TASK DIRECTIONS »
Output the data word for word, dropping every image.

RECORD EXTRACTS »
※

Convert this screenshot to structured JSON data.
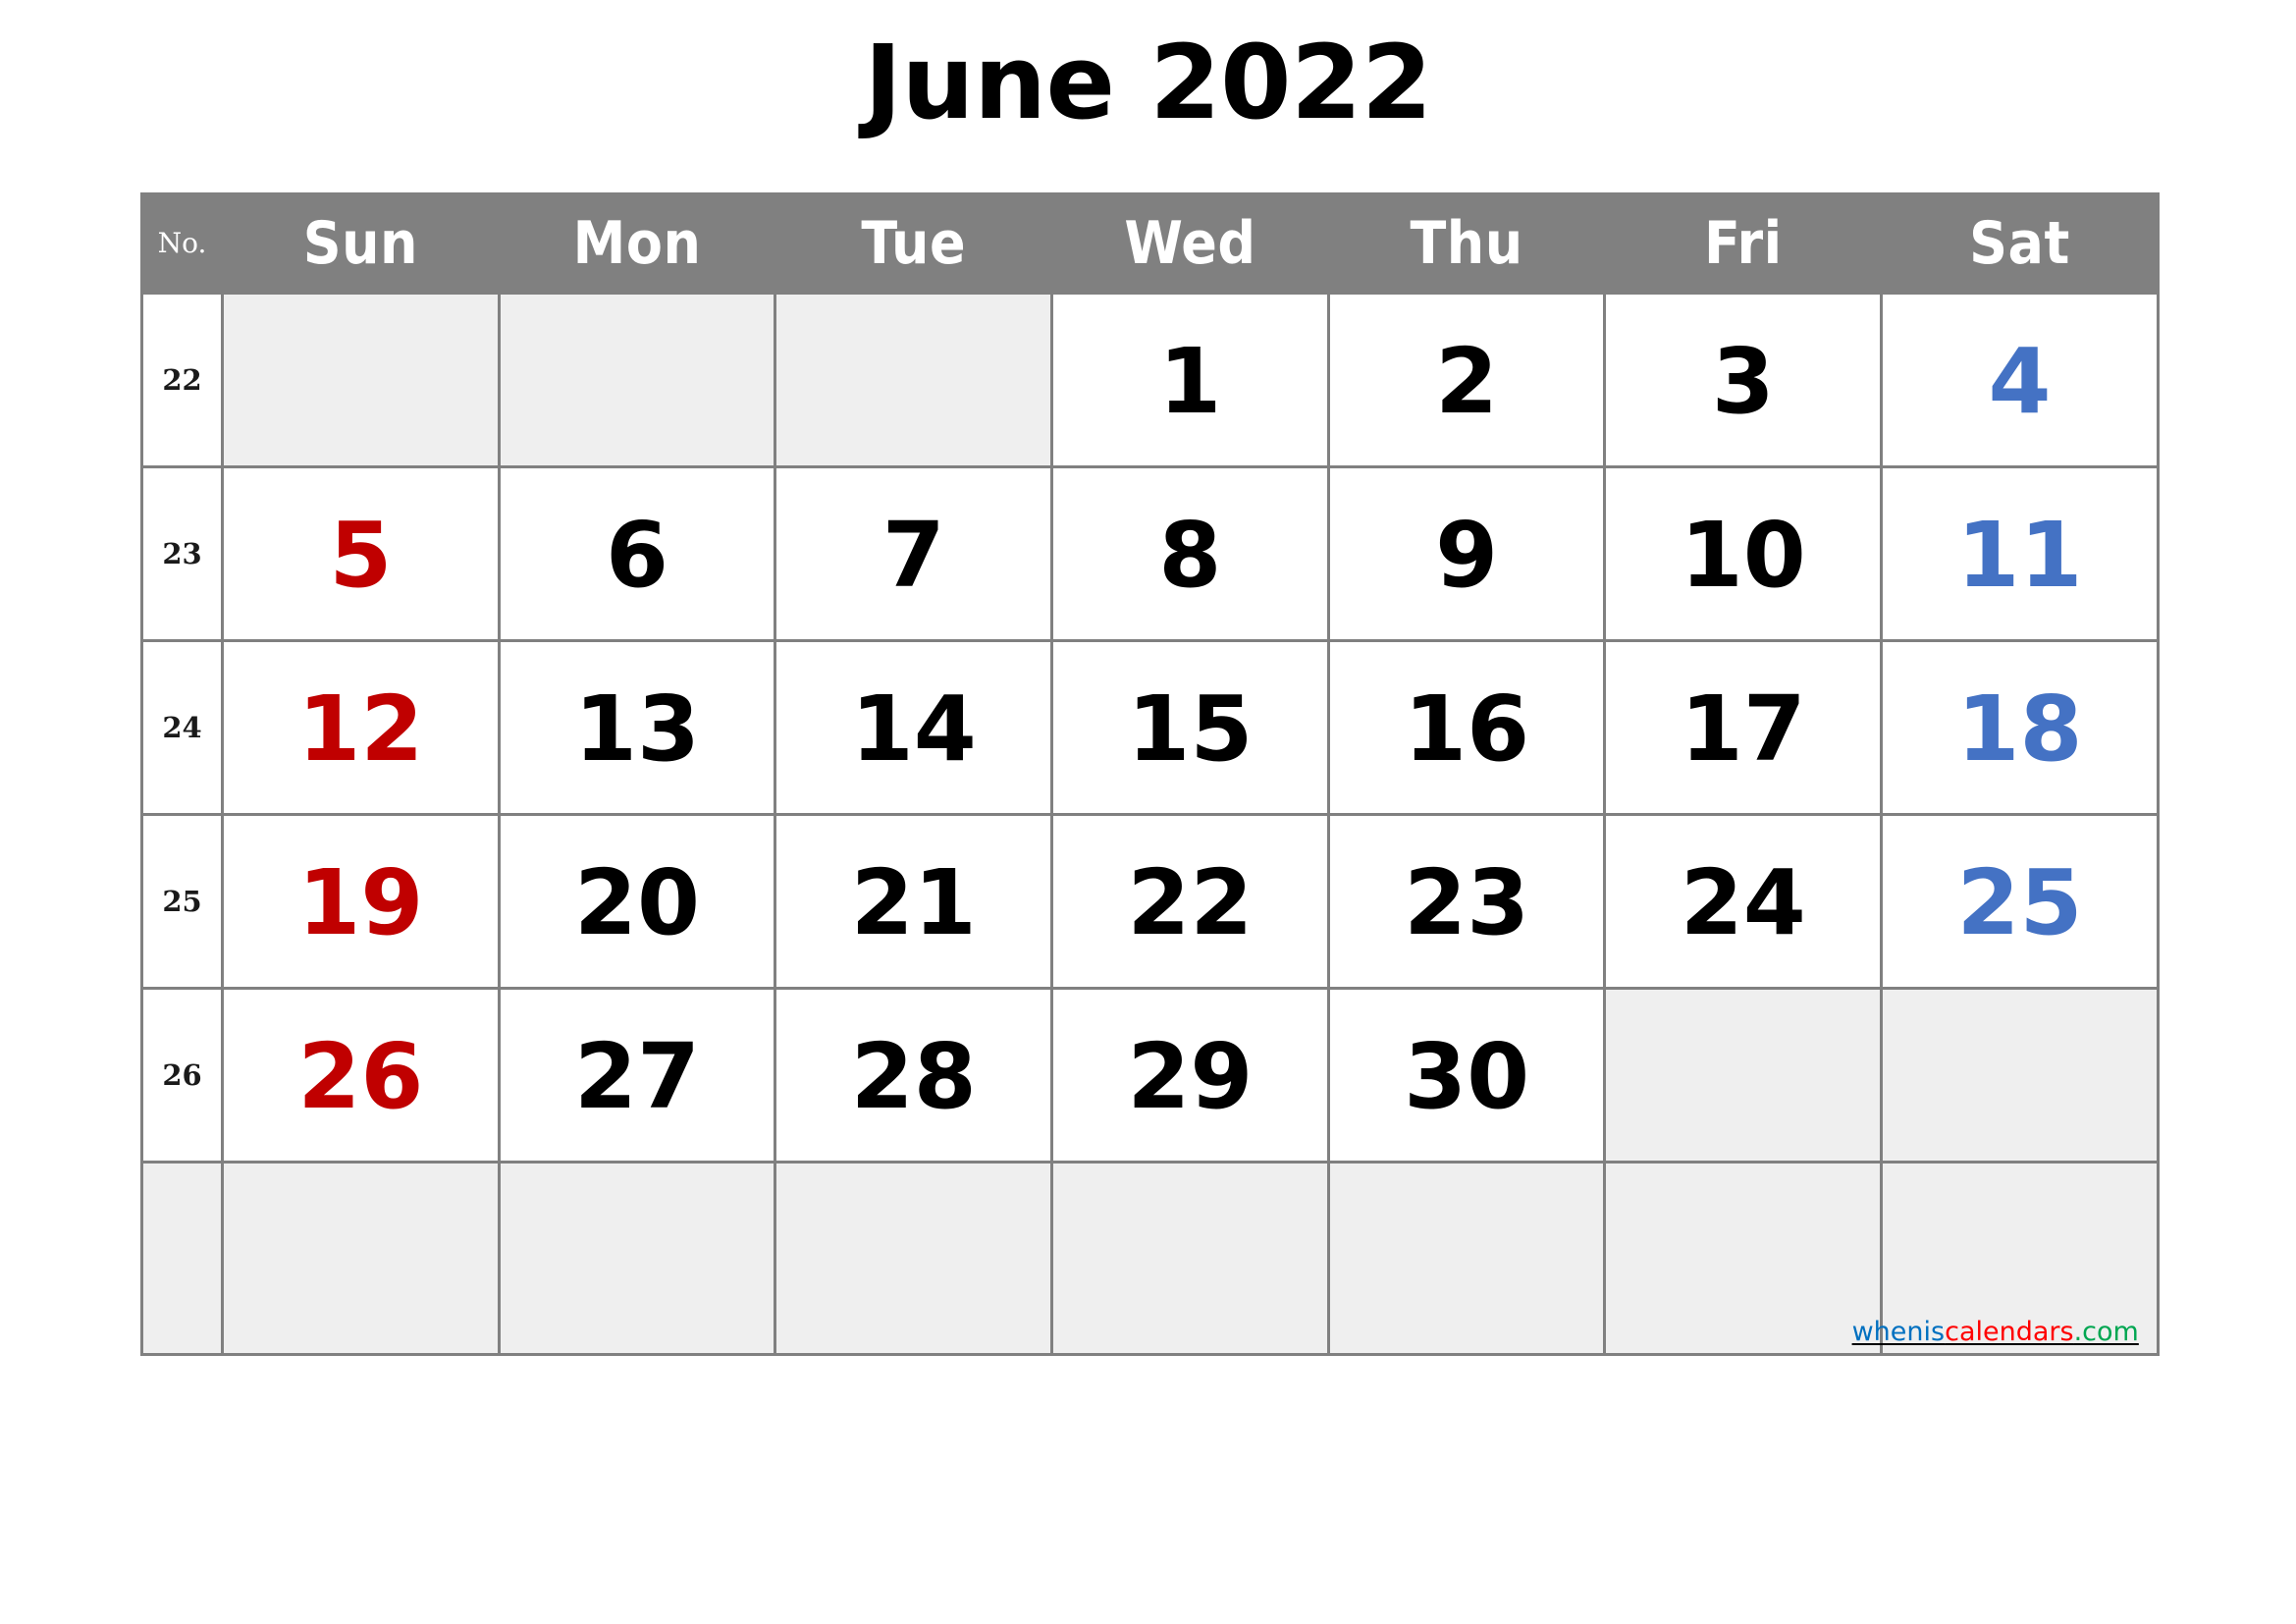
{
  "title": "June 2022",
  "header": {
    "week_no_label": "No.",
    "days": [
      "Sun",
      "Mon",
      "Tue",
      "Wed",
      "Thu",
      "Fri",
      "Sat"
    ]
  },
  "colors": {
    "header_background": "#808080",
    "header_text": "#ffffff",
    "blank_cell": "#efefef",
    "sunday": "#c00000",
    "saturday": "#4472c4",
    "weekday": "#000000",
    "grid_line": "#808080"
  },
  "weeks": [
    {
      "no": "22",
      "days": [
        {
          "label": "",
          "kind": "blank"
        },
        {
          "label": "",
          "kind": "blank"
        },
        {
          "label": "",
          "kind": "blank"
        },
        {
          "label": "1",
          "kind": "weekday"
        },
        {
          "label": "2",
          "kind": "weekday"
        },
        {
          "label": "3",
          "kind": "weekday"
        },
        {
          "label": "4",
          "kind": "sat"
        }
      ]
    },
    {
      "no": "23",
      "days": [
        {
          "label": "5",
          "kind": "sun"
        },
        {
          "label": "6",
          "kind": "weekday"
        },
        {
          "label": "7",
          "kind": "weekday"
        },
        {
          "label": "8",
          "kind": "weekday"
        },
        {
          "label": "9",
          "kind": "weekday"
        },
        {
          "label": "10",
          "kind": "weekday"
        },
        {
          "label": "11",
          "kind": "sat"
        }
      ]
    },
    {
      "no": "24",
      "days": [
        {
          "label": "12",
          "kind": "sun"
        },
        {
          "label": "13",
          "kind": "weekday"
        },
        {
          "label": "14",
          "kind": "weekday"
        },
        {
          "label": "15",
          "kind": "weekday"
        },
        {
          "label": "16",
          "kind": "weekday"
        },
        {
          "label": "17",
          "kind": "weekday"
        },
        {
          "label": "18",
          "kind": "sat"
        }
      ]
    },
    {
      "no": "25",
      "days": [
        {
          "label": "19",
          "kind": "sun"
        },
        {
          "label": "20",
          "kind": "weekday"
        },
        {
          "label": "21",
          "kind": "weekday"
        },
        {
          "label": "22",
          "kind": "weekday"
        },
        {
          "label": "23",
          "kind": "weekday"
        },
        {
          "label": "24",
          "kind": "weekday"
        },
        {
          "label": "25",
          "kind": "sat"
        }
      ]
    },
    {
      "no": "26",
      "days": [
        {
          "label": "26",
          "kind": "sun"
        },
        {
          "label": "27",
          "kind": "weekday"
        },
        {
          "label": "28",
          "kind": "weekday"
        },
        {
          "label": "29",
          "kind": "weekday"
        },
        {
          "label": "30",
          "kind": "weekday"
        },
        {
          "label": "",
          "kind": "blank"
        },
        {
          "label": "",
          "kind": "blank"
        }
      ]
    }
  ],
  "trailing_row": {
    "no": "",
    "days": [
      "",
      "",
      "",
      "",
      "",
      "",
      ""
    ]
  },
  "watermark": {
    "part1": "whenis",
    "part2": "calendars",
    "part3": ".com"
  }
}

※

PROBLEM SOLUTION »
Convert this screenshot to structured JSON data.
{
  "title": "June 2022",
  "header": {
    "week_no_label": "No.",
    "days": [
      "Sun",
      "Mon",
      "Tue",
      "Wed",
      "Thu",
      "Fri",
      "Sat"
    ]
  },
  "colors": {
    "header_background": "#808080",
    "header_text": "#ffffff",
    "blank_cell": "#efefef",
    "sunday": "#c00000",
    "saturday": "#4472c4",
    "weekday": "#000000",
    "grid_line": "#808080"
  },
  "weeks": [
    {
      "no": "22",
      "days": [
        {
          "label": "",
          "kind": "blank"
        },
        {
          "label": "",
          "kind": "blank"
        },
        {
          "label": "",
          "kind": "blank"
        },
        {
          "label": "1",
          "kind": "weekday"
        },
        {
          "label": "2",
          "kind": "weekday"
        },
        {
          "label": "3",
          "kind": "weekday"
        },
        {
          "label": "4",
          "kind": "sat"
        }
      ]
    },
    {
      "no": "23",
      "days": [
        {
          "label": "5",
          "kind": "sun"
        },
        {
          "label": "6",
          "kind": "weekday"
        },
        {
          "label": "7",
          "kind": "weekday"
        },
        {
          "label": "8",
          "kind": "weekday"
        },
        {
          "label": "9",
          "kind": "weekday"
        },
        {
          "label": "10",
          "kind": "weekday"
        },
        {
          "label": "11",
          "kind": "sat"
        }
      ]
    },
    {
      "no": "24",
      "days": [
        {
          "label": "12",
          "kind": "sun"
        },
        {
          "label": "13",
          "kind": "weekday"
        },
        {
          "label": "14",
          "kind": "weekday"
        },
        {
          "label": "15",
          "kind": "weekday"
        },
        {
          "label": "16",
          "kind": "weekday"
        },
        {
          "label": "17",
          "kind": "weekday"
        },
        {
          "label": "18",
          "kind": "sat"
        }
      ]
    },
    {
      "no": "25",
      "days": [
        {
          "label": "19",
          "kind": "sun"
        },
        {
          "label": "20",
          "kind": "weekday"
        },
        {
          "label": "21",
          "kind": "weekday"
        },
        {
          "label": "22",
          "kind": "weekday"
        },
        {
          "label": "23",
          "kind": "weekday"
        },
        {
          "label": "24",
          "kind": "weekday"
        },
        {
          "label": "25",
          "kind": "sat"
        }
      ]
    },
    {
      "no": "26",
      "days": [
        {
          "label": "26",
          "kind": "sun"
        },
        {
          "label": "27",
          "kind": "weekday"
        },
        {
          "label": "28",
          "kind": "weekday"
        },
        {
          "label": "29",
          "kind": "weekday"
        },
        {
          "label": "30",
          "kind": "weekday"
        },
        {
          "label": "",
          "kind": "blank"
        },
        {
          "label": "",
          "kind": "blank"
        }
      ]
    }
  ],
  "trailing_row": {
    "no": "",
    "days": [
      "",
      "",
      "",
      "",
      "",
      "",
      ""
    ]
  },
  "watermark": {
    "part1": "whenis",
    "part2": "calendars",
    "part3": ".com"
  }
}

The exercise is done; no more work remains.